* DESCRIPTION OF THE TASK
Return only the number of lines in the entries below that hold the word "Tdew".

* DATA TO USE
——
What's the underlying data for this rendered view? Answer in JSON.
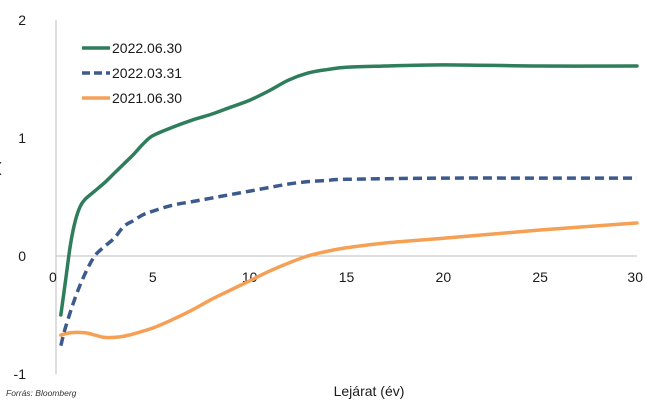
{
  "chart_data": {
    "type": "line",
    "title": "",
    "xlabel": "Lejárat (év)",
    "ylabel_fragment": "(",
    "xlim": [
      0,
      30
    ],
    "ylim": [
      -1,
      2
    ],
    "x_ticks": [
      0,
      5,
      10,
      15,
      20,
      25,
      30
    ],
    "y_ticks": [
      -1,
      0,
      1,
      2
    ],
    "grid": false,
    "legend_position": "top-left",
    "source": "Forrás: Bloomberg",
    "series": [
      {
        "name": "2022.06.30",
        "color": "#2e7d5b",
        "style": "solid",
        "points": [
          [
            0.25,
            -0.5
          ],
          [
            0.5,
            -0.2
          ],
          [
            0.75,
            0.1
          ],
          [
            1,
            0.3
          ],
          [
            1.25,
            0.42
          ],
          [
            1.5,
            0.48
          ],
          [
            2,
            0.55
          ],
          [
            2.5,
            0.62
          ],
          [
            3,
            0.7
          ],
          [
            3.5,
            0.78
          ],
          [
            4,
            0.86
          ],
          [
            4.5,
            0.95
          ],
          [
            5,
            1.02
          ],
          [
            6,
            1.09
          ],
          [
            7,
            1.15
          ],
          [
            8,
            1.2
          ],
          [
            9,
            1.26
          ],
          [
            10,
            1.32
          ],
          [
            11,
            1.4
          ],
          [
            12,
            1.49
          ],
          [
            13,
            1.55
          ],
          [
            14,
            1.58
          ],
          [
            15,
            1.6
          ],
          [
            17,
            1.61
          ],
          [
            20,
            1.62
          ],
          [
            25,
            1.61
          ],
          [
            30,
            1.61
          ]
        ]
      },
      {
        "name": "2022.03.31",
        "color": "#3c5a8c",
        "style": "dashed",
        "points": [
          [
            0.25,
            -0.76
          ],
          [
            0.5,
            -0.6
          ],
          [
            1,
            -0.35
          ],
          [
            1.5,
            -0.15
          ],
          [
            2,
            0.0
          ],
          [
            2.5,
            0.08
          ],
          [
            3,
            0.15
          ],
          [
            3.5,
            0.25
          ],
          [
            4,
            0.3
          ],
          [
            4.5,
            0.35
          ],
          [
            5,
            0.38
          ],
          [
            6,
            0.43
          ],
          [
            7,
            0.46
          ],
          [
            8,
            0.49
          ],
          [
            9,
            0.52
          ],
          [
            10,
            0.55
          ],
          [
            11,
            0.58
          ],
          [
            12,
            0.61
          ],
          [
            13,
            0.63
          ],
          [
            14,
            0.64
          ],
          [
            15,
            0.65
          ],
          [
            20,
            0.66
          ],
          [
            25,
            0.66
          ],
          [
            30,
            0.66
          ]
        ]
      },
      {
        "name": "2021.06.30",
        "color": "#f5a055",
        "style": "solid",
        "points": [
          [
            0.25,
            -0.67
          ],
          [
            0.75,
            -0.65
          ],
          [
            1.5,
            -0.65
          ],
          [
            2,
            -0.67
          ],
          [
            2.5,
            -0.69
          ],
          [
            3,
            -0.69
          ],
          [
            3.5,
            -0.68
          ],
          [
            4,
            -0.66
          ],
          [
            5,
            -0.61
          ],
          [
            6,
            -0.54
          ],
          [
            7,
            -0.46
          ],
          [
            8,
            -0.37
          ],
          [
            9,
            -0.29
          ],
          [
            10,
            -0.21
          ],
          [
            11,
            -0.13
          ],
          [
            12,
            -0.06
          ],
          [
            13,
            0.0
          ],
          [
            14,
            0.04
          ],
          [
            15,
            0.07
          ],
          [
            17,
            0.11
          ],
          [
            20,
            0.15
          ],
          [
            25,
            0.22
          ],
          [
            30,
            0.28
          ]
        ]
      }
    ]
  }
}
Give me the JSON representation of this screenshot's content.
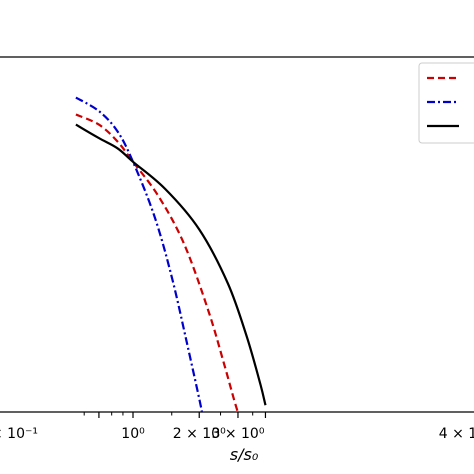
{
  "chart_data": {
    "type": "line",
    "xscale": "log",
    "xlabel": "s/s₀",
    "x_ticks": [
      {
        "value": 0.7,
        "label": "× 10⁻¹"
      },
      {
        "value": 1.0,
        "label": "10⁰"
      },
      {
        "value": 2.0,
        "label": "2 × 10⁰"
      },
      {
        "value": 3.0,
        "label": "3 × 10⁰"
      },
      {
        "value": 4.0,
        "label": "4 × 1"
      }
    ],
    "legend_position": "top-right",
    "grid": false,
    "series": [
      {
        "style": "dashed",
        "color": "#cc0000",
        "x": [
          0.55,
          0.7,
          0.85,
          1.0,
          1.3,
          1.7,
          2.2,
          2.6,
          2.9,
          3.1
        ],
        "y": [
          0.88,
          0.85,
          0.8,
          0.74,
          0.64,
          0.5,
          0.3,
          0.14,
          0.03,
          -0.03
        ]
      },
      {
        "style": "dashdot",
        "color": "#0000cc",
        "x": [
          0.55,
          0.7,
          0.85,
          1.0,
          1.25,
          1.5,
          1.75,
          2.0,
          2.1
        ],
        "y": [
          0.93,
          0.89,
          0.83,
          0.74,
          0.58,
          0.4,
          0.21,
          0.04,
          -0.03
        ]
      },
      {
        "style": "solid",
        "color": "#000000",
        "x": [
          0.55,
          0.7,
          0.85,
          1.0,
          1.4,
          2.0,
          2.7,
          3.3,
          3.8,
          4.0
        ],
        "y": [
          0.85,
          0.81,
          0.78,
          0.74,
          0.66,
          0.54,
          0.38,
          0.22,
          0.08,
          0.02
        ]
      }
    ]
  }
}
——
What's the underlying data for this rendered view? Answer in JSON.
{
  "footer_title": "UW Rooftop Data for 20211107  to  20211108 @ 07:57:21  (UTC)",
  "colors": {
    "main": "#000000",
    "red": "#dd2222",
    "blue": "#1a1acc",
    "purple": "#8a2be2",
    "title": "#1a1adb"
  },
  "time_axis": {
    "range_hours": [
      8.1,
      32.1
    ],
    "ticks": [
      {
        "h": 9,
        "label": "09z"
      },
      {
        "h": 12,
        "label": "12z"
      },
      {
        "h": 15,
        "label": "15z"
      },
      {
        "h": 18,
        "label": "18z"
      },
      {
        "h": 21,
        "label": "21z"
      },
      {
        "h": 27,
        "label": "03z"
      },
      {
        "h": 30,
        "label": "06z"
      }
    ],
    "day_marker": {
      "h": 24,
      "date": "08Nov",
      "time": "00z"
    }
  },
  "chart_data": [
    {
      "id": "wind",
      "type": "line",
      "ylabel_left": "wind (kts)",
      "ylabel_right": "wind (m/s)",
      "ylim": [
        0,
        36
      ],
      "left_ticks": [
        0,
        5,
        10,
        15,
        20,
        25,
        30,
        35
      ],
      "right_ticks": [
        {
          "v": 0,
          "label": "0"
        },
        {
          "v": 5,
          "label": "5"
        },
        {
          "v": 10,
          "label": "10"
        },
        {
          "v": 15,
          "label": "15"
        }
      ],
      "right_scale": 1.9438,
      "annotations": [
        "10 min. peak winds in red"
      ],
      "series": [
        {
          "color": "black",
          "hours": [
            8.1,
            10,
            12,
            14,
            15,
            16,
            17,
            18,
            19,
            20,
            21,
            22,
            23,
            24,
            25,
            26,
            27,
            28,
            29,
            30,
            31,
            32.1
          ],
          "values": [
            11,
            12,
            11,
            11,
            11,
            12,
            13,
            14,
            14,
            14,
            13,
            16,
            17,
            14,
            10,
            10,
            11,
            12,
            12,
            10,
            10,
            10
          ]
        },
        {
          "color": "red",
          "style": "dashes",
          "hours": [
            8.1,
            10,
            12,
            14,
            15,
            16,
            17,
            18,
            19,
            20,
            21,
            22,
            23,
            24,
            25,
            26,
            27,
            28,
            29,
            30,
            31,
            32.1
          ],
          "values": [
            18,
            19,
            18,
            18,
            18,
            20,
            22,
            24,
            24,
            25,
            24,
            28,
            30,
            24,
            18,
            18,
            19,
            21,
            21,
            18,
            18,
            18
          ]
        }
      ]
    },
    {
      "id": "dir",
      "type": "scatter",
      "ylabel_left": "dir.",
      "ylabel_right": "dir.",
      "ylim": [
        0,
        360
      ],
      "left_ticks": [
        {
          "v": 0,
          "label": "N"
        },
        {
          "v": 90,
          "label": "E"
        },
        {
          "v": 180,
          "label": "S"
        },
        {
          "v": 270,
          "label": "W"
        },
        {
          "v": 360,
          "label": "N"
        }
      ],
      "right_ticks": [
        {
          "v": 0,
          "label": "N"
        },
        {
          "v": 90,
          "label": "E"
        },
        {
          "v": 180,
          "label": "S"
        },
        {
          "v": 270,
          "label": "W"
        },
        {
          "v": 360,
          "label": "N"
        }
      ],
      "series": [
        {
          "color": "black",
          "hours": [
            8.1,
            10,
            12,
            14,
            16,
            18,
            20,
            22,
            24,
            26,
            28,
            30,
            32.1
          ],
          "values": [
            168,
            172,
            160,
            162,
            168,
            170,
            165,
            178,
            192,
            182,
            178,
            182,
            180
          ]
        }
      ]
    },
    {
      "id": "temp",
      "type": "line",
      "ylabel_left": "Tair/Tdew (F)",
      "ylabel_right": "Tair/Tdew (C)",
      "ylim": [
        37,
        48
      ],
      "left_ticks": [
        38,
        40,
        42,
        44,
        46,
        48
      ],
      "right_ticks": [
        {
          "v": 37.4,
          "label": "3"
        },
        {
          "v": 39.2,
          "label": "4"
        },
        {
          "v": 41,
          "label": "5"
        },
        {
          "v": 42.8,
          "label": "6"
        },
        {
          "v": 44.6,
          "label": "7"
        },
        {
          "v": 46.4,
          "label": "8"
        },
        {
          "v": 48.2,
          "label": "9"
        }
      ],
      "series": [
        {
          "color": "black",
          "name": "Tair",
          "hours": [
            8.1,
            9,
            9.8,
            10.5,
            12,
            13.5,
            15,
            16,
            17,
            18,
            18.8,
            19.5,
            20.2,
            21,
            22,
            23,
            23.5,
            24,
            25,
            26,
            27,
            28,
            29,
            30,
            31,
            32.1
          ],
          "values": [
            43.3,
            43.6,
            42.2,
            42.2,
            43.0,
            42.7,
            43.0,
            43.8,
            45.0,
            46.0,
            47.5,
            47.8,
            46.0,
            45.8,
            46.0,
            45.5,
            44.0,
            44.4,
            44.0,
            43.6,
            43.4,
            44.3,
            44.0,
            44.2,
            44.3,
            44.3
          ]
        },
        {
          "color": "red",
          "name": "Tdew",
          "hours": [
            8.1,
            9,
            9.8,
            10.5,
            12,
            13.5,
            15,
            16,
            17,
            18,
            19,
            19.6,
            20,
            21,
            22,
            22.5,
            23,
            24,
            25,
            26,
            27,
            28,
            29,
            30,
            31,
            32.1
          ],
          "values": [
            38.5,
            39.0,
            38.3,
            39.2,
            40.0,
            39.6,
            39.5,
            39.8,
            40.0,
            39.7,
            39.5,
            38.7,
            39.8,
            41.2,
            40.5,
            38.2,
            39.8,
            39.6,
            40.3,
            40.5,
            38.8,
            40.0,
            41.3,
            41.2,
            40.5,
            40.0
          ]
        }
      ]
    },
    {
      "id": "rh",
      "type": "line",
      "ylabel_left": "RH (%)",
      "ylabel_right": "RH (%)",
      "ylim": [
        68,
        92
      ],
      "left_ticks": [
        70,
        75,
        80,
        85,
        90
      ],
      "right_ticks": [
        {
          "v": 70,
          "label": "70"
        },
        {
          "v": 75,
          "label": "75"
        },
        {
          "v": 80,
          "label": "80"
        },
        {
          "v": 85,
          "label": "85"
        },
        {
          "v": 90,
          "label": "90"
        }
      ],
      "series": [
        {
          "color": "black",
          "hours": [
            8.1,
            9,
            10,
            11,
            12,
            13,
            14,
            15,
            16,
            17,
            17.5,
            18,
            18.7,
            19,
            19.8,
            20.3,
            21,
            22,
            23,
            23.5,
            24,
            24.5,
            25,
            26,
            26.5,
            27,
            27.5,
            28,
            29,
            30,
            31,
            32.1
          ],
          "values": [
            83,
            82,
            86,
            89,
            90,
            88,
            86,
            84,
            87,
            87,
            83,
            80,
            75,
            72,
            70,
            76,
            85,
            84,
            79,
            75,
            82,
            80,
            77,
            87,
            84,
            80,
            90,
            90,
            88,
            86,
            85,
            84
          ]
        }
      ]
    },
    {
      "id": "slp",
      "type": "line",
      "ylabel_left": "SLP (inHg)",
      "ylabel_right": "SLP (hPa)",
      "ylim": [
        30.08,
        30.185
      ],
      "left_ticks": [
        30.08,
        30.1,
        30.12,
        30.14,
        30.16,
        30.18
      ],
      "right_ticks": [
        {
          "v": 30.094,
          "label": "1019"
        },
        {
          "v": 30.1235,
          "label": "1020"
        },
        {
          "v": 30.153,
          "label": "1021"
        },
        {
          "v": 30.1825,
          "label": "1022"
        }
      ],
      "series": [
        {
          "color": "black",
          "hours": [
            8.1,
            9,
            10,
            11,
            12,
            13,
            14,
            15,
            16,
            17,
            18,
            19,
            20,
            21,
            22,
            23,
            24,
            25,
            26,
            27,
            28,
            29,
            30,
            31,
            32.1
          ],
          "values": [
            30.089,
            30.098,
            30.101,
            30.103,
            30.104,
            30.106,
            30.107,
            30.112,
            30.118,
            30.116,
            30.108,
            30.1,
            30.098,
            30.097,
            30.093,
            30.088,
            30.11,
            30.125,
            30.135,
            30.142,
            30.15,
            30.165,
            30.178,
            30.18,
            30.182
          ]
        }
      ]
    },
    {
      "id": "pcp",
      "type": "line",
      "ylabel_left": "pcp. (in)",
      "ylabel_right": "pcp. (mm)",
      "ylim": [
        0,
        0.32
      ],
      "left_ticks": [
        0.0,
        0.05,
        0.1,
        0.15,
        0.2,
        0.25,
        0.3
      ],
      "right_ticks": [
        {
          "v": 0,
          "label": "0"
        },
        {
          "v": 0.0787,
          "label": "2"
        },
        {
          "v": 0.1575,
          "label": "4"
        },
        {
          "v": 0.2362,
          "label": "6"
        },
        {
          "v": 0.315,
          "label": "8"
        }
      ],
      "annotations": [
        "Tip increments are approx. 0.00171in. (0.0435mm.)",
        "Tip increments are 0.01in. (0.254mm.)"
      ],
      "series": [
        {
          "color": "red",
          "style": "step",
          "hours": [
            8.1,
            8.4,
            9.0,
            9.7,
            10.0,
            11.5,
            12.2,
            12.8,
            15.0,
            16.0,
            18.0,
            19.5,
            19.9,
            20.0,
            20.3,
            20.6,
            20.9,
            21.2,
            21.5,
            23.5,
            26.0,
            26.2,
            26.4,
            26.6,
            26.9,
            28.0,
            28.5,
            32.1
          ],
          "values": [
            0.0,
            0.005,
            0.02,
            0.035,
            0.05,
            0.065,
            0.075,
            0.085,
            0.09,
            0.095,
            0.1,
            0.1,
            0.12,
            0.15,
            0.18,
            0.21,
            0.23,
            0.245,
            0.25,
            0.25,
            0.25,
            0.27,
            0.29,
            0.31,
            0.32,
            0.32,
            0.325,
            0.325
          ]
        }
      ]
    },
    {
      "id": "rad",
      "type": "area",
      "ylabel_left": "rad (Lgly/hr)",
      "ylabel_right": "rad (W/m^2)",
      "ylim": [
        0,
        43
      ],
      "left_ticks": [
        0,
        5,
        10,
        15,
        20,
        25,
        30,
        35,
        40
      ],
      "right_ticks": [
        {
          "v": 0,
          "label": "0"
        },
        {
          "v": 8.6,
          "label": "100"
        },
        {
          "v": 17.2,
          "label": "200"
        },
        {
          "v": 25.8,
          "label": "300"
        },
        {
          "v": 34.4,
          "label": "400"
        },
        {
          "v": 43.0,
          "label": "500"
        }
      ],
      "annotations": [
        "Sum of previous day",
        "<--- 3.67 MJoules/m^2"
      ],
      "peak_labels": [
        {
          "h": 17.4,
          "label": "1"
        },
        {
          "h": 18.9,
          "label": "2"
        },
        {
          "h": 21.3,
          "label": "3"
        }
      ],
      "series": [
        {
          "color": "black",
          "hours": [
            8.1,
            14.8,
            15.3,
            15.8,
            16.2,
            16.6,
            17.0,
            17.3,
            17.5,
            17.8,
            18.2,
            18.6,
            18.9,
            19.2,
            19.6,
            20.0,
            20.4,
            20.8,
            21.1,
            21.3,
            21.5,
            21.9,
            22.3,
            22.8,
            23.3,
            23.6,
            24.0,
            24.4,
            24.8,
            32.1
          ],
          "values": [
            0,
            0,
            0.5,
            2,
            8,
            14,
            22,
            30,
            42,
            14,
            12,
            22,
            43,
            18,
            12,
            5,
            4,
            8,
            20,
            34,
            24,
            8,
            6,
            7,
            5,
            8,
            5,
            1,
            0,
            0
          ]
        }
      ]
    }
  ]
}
——
* OUTPUT OF THE EXERCISE
3